- Directions
Check each line for the string "monomer". Give only the count of lines that have it.

- Material to process

★ ★ ★ ★

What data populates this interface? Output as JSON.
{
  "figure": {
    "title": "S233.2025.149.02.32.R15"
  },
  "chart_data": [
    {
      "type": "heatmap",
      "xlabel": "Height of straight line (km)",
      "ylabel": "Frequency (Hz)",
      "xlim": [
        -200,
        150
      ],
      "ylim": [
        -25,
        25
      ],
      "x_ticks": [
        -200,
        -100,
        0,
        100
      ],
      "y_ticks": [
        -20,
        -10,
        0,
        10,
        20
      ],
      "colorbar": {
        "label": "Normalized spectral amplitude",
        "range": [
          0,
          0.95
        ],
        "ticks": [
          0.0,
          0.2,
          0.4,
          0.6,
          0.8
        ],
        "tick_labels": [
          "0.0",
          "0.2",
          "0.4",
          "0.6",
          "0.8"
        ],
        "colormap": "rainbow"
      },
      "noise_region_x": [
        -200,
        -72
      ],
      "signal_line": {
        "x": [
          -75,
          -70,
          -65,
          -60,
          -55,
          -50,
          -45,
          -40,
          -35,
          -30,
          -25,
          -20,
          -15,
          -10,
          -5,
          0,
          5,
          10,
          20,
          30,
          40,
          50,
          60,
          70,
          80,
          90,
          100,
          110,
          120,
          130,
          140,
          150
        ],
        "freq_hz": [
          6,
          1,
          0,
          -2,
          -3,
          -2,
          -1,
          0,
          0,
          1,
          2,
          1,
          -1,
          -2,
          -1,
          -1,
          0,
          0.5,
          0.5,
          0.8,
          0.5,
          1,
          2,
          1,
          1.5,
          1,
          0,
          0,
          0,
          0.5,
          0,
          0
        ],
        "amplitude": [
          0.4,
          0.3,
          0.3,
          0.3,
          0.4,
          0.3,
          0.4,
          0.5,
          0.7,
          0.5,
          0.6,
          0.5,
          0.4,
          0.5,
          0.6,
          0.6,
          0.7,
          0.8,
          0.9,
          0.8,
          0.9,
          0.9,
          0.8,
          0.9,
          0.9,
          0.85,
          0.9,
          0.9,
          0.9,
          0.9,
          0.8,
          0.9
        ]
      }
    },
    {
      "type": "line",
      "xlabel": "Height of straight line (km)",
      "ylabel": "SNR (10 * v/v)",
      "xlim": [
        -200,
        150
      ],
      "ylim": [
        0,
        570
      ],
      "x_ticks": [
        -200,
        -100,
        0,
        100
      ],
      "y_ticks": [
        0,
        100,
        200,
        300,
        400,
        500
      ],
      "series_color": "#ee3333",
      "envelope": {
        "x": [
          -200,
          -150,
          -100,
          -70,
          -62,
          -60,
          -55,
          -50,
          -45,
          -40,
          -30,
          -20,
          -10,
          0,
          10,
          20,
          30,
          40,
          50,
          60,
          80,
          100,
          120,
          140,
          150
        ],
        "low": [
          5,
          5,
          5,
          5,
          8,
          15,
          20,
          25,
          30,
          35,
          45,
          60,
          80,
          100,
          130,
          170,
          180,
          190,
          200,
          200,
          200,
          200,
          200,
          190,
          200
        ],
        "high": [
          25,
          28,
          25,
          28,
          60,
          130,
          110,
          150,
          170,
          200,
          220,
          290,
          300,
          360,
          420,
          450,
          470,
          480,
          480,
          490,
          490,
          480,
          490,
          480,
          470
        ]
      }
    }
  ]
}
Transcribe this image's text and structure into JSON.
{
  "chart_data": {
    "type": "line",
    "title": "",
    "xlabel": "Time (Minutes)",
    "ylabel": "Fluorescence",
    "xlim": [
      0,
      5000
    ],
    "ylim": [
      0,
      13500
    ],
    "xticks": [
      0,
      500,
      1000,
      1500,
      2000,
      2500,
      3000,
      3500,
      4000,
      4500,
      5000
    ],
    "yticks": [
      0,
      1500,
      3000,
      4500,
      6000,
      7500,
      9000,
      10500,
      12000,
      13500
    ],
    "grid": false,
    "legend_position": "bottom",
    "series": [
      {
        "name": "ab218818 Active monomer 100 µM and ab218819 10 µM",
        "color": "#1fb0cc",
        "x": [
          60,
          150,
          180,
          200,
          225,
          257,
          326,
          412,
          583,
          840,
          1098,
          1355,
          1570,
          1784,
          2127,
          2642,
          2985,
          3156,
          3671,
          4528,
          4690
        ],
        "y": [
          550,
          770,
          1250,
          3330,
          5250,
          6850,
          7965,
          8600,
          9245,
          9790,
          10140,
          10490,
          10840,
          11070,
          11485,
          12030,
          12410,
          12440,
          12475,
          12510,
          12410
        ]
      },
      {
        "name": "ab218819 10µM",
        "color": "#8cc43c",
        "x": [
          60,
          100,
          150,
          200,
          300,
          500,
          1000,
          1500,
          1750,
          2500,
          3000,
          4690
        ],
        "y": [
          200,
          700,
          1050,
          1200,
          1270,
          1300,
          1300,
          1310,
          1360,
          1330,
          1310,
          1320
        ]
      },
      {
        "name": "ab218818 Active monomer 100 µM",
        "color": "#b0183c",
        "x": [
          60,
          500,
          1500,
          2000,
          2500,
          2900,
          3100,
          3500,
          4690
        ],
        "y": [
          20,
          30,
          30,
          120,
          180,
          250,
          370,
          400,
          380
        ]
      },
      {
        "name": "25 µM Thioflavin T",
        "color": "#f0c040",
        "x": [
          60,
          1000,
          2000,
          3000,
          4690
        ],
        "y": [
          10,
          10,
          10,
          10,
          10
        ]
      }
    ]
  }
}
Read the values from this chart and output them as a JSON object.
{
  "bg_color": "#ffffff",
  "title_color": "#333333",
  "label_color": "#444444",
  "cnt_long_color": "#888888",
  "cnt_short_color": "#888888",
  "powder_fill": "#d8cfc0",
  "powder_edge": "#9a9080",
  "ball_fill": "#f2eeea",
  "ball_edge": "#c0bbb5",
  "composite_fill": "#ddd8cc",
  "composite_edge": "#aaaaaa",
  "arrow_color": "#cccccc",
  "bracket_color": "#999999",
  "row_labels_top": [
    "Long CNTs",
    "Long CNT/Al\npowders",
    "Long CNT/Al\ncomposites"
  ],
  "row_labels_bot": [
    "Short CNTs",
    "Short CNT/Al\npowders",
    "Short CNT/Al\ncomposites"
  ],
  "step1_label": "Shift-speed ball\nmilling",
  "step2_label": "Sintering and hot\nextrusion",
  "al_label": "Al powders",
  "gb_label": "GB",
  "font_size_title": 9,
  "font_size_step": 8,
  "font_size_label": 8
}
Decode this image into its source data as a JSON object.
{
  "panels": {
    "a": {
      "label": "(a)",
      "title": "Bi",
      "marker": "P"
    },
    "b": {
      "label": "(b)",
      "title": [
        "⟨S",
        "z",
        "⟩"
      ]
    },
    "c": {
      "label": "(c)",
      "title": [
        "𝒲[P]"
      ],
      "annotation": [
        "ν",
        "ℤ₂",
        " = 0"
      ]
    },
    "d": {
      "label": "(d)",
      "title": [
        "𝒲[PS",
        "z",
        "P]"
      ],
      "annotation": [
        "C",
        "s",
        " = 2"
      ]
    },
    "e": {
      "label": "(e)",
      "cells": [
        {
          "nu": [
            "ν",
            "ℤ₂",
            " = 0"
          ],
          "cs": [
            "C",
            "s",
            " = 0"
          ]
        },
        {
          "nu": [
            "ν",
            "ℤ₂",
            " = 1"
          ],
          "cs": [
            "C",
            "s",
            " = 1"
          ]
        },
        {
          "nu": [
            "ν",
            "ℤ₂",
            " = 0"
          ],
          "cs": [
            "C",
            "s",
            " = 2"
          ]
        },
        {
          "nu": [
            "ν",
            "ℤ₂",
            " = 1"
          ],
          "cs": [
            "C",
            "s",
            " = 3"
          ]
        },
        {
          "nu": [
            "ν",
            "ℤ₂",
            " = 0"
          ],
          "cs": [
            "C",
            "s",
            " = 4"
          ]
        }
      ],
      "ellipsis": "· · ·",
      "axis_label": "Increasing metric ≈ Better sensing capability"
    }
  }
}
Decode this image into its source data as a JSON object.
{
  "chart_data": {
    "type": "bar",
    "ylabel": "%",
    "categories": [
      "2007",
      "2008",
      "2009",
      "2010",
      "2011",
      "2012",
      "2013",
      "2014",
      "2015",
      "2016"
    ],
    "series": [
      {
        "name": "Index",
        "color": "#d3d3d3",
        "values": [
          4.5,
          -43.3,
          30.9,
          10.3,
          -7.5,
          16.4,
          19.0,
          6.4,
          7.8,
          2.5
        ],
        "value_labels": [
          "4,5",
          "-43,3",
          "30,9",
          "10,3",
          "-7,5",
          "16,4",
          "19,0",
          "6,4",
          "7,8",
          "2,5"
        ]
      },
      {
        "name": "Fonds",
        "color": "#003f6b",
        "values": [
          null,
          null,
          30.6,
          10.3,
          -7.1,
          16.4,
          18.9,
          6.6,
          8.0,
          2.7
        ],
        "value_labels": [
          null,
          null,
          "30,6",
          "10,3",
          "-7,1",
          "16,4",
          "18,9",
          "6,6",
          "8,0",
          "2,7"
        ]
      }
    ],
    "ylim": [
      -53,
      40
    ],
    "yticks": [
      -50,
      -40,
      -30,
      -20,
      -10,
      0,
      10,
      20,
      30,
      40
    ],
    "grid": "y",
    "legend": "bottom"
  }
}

★ ★ ★ ★

- Result below
2